Answer with one number: how many lines have "Global".

• [Data rows]
◆ ◆ ◆ ◆

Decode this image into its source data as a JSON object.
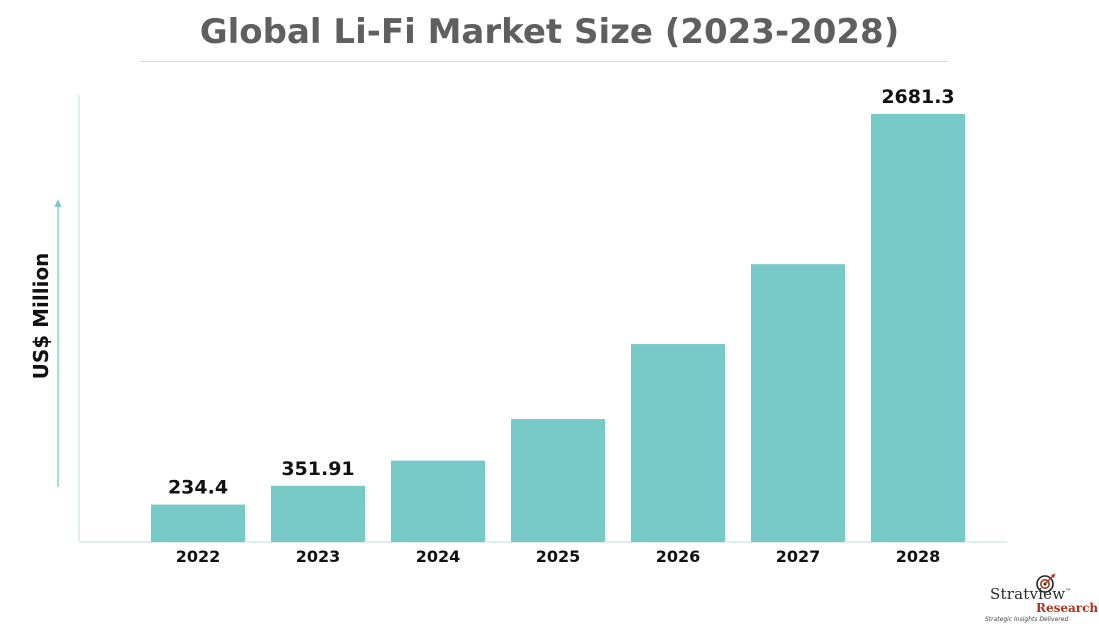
{
  "page": {
    "title": "Global Li-Fi Market Size (2023-2028)"
  },
  "brand": {
    "name": "Stratview",
    "trademark": "™",
    "sub": "Research",
    "tagline": "Strategic Insights Delivered",
    "icon": "target-arrow-logo-icon"
  },
  "colors": {
    "bar": "#77cac7",
    "axis": "#bfe1e0",
    "title": "#5f5f5f",
    "brand_red": "#b0341c"
  },
  "chart_data": {
    "type": "bar",
    "title": "Global Li-Fi Market Size (2023-2028)",
    "ylabel": "US$ Million",
    "xlabel": "",
    "categories": [
      "2022",
      "2023",
      "2024",
      "2025",
      "2026",
      "2027",
      "2028"
    ],
    "values": [
      234.4,
      351.91,
      510,
      770,
      1240,
      1740,
      2681.3
    ],
    "data_labels": [
      "234.4",
      "351.91",
      "",
      "",
      "",
      "",
      "2681.3"
    ],
    "ylim": [
      0,
      2800
    ],
    "grid": false,
    "legend": "none"
  }
}
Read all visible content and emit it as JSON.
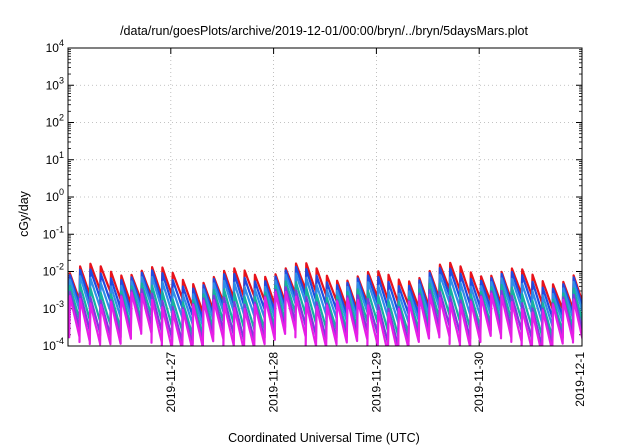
{
  "chart_data": {
    "type": "line",
    "title": "/data/run/goesPlots/archive/2019-12-01/00:00/bryn/../bryn/5daysMars.plot",
    "xlabel": "Coordinated Universal Time (UTC)",
    "ylabel": "cGy/day",
    "x_range": [
      "2019-11-26",
      "2019-12-01"
    ],
    "x_ticks": [
      "2019-11-27",
      "2019-11-28",
      "2019-11-29",
      "2019-11-30",
      "2019-12-1"
    ],
    "yscale": "log",
    "ylim": [
      0.0001,
      10000
    ],
    "y_ticks": [
      {
        "base": "10",
        "exp": "-4"
      },
      {
        "base": "10",
        "exp": "-3"
      },
      {
        "base": "10",
        "exp": "-2"
      },
      {
        "base": "10",
        "exp": "-1"
      },
      {
        "base": "10",
        "exp": "0"
      },
      {
        "base": "10",
        "exp": "1"
      },
      {
        "base": "10",
        "exp": "2"
      },
      {
        "base": "10",
        "exp": "3"
      },
      {
        "base": "10",
        "exp": "4"
      }
    ],
    "grid": true,
    "pattern": "sawtooth: sharp rise each ~2.4 h then decay over the cycle",
    "cycles_per_day": 10,
    "series": [
      {
        "color": "#e8121b",
        "peak": 0.009,
        "trough": 0.0017
      },
      {
        "color": "#1f4be0",
        "peak": 0.0068,
        "trough": 0.0011
      },
      {
        "color": "#2f8fe8",
        "peak": 0.0045,
        "trough": 0.0007
      },
      {
        "color": "#15b3a0",
        "peak": 0.0028,
        "trough": 0.00035
      },
      {
        "color": "#7a3ddb",
        "peak": 0.0019,
        "trough": 0.0002
      },
      {
        "color": "#e61ee6",
        "peak": 0.0015,
        "trough": 0.00012
      }
    ]
  }
}
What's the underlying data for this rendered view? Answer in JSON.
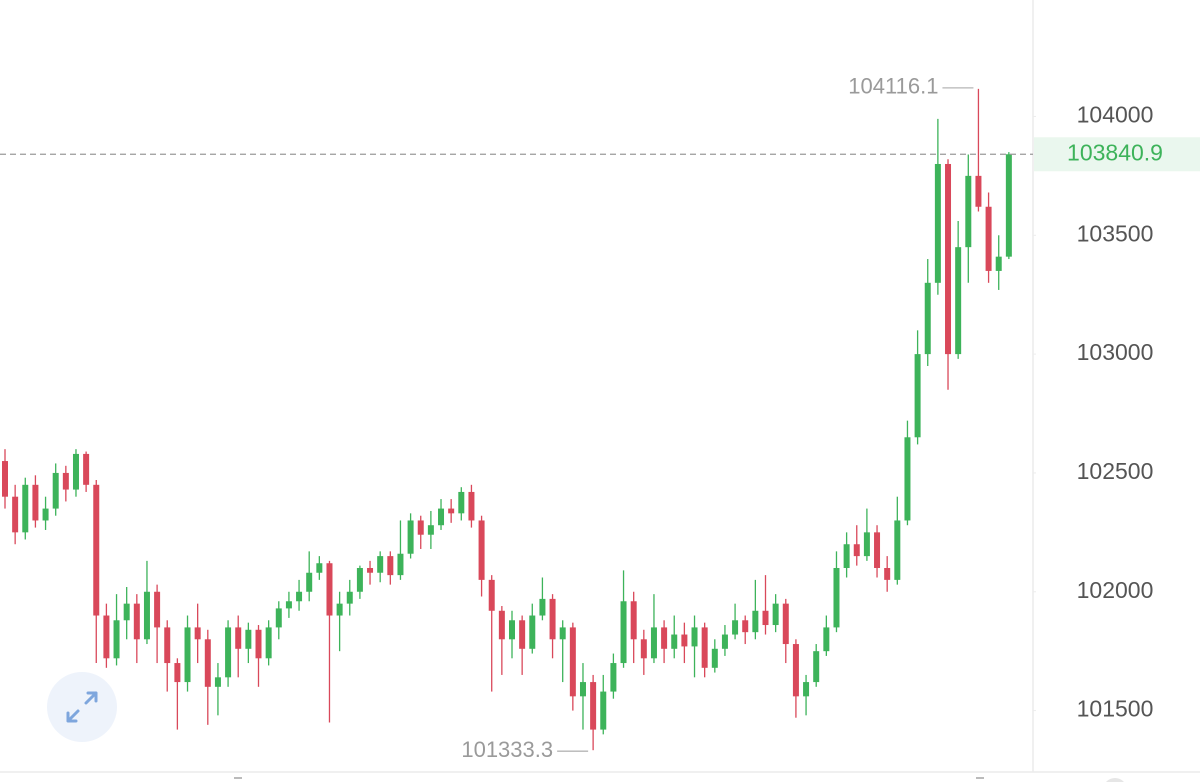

◆ ◆ ◆ ◆

• [Response to this task]
2